Tell how many lines in these records contain the string "youareanidiot", with only the number as the reply.

EXTRACTED INFORMATION:
——————
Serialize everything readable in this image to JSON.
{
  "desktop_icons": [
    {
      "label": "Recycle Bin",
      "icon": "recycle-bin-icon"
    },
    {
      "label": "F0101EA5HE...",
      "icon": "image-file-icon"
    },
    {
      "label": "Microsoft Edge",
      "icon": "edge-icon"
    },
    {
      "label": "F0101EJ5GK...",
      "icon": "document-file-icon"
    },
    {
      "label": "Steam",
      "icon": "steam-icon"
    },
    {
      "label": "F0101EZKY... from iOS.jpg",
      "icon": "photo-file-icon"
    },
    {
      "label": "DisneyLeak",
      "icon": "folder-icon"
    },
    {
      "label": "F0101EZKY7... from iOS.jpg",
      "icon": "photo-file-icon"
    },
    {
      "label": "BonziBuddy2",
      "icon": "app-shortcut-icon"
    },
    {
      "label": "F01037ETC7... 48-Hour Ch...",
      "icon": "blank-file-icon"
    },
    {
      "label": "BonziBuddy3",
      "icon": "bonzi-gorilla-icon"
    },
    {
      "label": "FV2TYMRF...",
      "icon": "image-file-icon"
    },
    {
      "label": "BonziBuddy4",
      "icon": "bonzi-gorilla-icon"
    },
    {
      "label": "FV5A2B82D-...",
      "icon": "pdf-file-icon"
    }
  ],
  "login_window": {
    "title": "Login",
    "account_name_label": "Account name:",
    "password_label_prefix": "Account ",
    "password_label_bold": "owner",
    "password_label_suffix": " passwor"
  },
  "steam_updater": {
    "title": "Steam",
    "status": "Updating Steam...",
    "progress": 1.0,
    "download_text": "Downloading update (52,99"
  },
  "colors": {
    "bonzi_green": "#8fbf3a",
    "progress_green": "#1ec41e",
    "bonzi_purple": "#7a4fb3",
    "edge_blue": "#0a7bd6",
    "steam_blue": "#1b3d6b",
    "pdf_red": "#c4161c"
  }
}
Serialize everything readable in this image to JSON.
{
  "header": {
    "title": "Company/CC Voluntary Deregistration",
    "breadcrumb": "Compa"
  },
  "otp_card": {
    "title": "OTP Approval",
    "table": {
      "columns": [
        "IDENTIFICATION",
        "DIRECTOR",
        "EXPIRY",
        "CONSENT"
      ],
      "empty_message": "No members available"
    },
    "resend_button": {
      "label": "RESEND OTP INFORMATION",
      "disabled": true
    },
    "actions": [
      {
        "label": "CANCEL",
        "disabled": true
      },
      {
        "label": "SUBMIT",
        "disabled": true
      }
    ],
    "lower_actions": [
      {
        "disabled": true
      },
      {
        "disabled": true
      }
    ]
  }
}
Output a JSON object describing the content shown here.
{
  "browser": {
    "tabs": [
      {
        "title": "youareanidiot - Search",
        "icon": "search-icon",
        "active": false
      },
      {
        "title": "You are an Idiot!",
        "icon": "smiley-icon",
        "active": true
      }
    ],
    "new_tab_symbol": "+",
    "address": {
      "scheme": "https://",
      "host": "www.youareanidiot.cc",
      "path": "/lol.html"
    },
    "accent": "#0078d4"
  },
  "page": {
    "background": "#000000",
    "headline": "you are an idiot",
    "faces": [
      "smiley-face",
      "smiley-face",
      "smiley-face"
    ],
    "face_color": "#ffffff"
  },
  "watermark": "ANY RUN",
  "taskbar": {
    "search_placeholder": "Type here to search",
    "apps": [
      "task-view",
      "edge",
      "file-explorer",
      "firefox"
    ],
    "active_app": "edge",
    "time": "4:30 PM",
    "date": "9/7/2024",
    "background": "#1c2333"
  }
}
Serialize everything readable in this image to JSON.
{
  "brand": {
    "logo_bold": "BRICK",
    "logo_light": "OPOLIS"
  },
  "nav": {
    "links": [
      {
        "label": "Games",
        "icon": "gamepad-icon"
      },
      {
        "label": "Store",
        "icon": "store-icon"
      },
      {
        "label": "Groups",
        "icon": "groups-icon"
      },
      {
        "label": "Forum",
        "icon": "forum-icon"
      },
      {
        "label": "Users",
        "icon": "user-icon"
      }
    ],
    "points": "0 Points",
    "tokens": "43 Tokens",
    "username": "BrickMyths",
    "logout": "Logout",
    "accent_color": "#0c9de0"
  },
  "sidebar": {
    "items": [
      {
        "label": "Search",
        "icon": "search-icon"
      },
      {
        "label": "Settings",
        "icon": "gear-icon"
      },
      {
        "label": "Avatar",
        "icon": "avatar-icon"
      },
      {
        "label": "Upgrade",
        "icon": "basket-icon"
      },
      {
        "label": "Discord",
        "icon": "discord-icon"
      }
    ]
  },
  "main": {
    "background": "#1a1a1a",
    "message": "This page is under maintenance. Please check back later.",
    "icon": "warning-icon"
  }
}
——————
RESPONSE TO THE TASK: 2